-- START --

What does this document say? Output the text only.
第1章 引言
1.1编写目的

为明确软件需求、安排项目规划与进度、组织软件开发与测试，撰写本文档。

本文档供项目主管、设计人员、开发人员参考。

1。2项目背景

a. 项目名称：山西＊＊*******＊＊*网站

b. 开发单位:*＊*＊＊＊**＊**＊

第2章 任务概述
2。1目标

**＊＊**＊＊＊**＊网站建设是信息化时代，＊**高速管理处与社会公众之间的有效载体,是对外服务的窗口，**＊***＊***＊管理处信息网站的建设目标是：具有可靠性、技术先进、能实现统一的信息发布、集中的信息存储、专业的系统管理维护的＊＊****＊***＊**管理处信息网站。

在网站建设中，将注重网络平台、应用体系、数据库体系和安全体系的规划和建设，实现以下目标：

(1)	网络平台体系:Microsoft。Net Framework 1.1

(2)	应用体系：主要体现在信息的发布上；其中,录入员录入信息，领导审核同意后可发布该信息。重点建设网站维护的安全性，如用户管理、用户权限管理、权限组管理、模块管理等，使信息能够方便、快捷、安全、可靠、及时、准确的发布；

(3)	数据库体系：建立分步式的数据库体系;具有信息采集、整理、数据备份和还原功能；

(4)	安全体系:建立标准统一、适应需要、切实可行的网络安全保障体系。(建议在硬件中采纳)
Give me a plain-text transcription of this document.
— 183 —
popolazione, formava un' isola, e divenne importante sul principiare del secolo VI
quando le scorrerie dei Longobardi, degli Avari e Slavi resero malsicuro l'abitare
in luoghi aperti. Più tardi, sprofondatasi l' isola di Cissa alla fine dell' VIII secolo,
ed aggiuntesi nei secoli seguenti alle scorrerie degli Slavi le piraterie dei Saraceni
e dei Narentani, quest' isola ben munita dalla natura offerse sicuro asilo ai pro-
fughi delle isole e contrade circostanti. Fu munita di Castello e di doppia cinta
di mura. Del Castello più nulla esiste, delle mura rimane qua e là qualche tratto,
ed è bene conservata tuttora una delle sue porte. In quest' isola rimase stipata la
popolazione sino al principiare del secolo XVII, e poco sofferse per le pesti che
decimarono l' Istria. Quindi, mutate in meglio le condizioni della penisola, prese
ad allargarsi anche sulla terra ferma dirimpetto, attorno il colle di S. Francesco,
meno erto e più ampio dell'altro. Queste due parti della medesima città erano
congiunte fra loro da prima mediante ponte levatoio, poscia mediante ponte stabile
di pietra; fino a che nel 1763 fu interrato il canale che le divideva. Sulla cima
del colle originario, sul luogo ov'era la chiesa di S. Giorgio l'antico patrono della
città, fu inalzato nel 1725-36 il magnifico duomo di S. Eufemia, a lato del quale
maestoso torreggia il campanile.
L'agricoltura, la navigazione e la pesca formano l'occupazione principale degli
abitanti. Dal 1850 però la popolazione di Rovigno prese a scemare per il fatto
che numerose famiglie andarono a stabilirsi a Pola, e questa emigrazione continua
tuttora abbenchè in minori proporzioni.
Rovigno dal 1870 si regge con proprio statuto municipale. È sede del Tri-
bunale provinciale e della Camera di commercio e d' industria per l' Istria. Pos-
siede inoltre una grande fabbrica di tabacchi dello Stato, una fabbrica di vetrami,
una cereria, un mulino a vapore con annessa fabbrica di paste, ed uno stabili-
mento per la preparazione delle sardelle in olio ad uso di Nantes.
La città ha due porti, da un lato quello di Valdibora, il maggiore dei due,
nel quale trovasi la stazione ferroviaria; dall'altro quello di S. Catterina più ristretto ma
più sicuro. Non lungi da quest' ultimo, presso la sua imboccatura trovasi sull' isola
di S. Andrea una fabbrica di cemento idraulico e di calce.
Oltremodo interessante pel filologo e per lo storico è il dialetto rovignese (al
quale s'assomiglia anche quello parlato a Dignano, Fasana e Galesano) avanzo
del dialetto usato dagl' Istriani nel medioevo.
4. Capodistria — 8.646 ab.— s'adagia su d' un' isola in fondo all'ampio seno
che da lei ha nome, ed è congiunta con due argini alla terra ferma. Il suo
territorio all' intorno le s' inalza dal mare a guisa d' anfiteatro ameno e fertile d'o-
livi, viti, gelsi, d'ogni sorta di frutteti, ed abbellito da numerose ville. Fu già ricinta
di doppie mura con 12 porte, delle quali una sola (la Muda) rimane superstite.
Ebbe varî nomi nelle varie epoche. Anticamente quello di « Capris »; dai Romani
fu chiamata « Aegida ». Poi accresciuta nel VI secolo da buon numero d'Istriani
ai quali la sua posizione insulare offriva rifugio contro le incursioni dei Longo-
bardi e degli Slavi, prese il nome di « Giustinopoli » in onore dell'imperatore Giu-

-- END --

Task to carry out →
Set down all of the data above, word for word.

Correct output →
What does this document say? Output the text only.
第1章 引言
1.1编写目的

为明确软件需求、安排项目规划与进度、组织软件开发与测试，撰写本文档。

本文档供项目主管、设计人员、开发人员参考。

1。2项目背景

a. 项目名称：山西＊＊*******＊＊*网站

b. 开发单位:*＊*＊＊＊**＊**＊

第2章 任务概述
2。1目标

**＊＊**＊＊＊**＊网站建设是信息化时代，＊**高速管理处与社会公众之间的有效载体,是对外服务的窗口，**＊***＊***＊管理处信息网站的建设目标是：具有可靠性、技术先进、能实现统一的信息发布、集中的信息存储、专业的系统管理维护的＊＊****＊***＊**管理处信息网站。

在网站建设中，将注重网络平台、应用体系、数据库体系和安全体系的规划和建设，实现以下目标：

(1)	网络平台体系:Microsoft。Net Framework 1.1

(2)	应用体系：主要体现在信息的发布上；其中,录入员录入信息，领导审核同意后可发布该信息。重点建设网站维护的安全性，如用户管理、用户权限管理、权限组管理、模块管理等，使信息能够方便、快捷、安全、可靠、及时、准确的发布；

(3)	数据库体系：建立分步式的数据库体系;具有信息采集、整理、数据备份和还原功能；

(4)	安全体系:建立标准统一、适应需要、切实可行的网络安全保障体系。(建议在硬件中采纳)
Give me a plain-text transcription of this document.
— 183 —
popolazione, formava un' isola, e divenne importante sul principiare del secolo VI
quando le scorrerie dei Longobardi, degli Avari e Slavi resero malsicuro l'abitare
in luoghi aperti. Più tardi, sprofondatasi l' isola di Cissa alla fine dell' VIII secolo,
ed aggiuntesi nei secoli seguenti alle scorrerie degli Slavi le piraterie dei Saraceni
e dei Narentani, quest' isola ben munita dalla natura offerse sicuro asilo ai pro-
fughi delle isole e contrade circostanti. Fu munita di Castello e di doppia cinta
di mura. Del Castello più nulla esiste, delle mura rimane qua e là qualche tratto,
ed è bene conservata tuttora una delle sue porte. In quest' isola rimase stipata la
popolazione sino al principiare del secolo XVII, e poco sofferse per le pesti che
decimarono l' Istria. Quindi, mutate in meglio le condizioni della penisola, prese
ad allargarsi anche sulla terra ferma dirimpetto, attorno il colle di S. Francesco,
meno erto e più ampio dell'altro. Queste due parti della medesima città erano
congiunte fra loro da prima mediante ponte levatoio, poscia mediante ponte stabile
di pietra; fino a che nel 1763 fu interrato il canale che le divideva. Sulla cima
del colle originario, sul luogo ov'era la chiesa di S. Giorgio l'antico patrono della
città, fu inalzato nel 1725-36 il magnifico duomo di S. Eufemia, a lato del quale
maestoso torreggia il campanile.
L'agricoltura, la navigazione e la pesca formano l'occupazione principale degli
abitanti. Dal 1850 però la popolazione di Rovigno prese a scemare per il fatto
che numerose famiglie andarono a stabilirsi a Pola, e questa emigrazione continua
tuttora abbenchè in minori proporzioni.
Rovigno dal 1870 si regge con proprio statuto municipale. È sede del Tri-
bunale provinciale e della Camera di commercio e d' industria per l' Istria. Pos-
siede inoltre una grande fabbrica di tabacchi dello Stato, una fabbrica di vetrami,
una cereria, un mulino a vapore con annessa fabbrica di paste, ed uno stabili-
mento per la preparazione delle sardelle in olio ad uso di Nantes.
La città ha due porti, da un lato quello di Valdibora, il maggiore dei due,
nel quale trovasi la stazione ferroviaria; dall'altro quello di S. Catterina più ristretto ma
più sicuro. Non lungi da quest' ultimo, presso la sua imboccatura trovasi sull' isola
di S. Andrea una fabbrica di cemento idraulico e di calce.
Oltremodo interessante pel filologo e per lo storico è il dialetto rovignese (al
quale s'assomiglia anche quello parlato a Dignano, Fasana e Galesano) avanzo
del dialetto usato dagl' Istriani nel medioevo.
4. Capodistria — 8.646 ab.— s'adagia su d' un' isola in fondo all'ampio seno
che da lei ha nome, ed è congiunta con due argini alla terra ferma. Il suo
territorio all' intorno le s' inalza dal mare a guisa d' anfiteatro ameno e fertile d'o-
livi, viti, gelsi, d'ogni sorta di frutteti, ed abbellito da numerose ville. Fu già ricinta
di doppie mura con 12 porte, delle quali una sola (la Muda) rimane superstite.
Ebbe varî nomi nelle varie epoche. Anticamente quello di « Capris »; dai Romani
fu chiamata « Aegida ». Poi accresciuta nel VI secolo da buon numero d'Istriani
ai quali la sua posizione insulare offriva rifugio contro le incursioni dei Longo-
bardi e degli Slavi, prese il nome di « Giustinopoli » in onore dell'imperatore Giu-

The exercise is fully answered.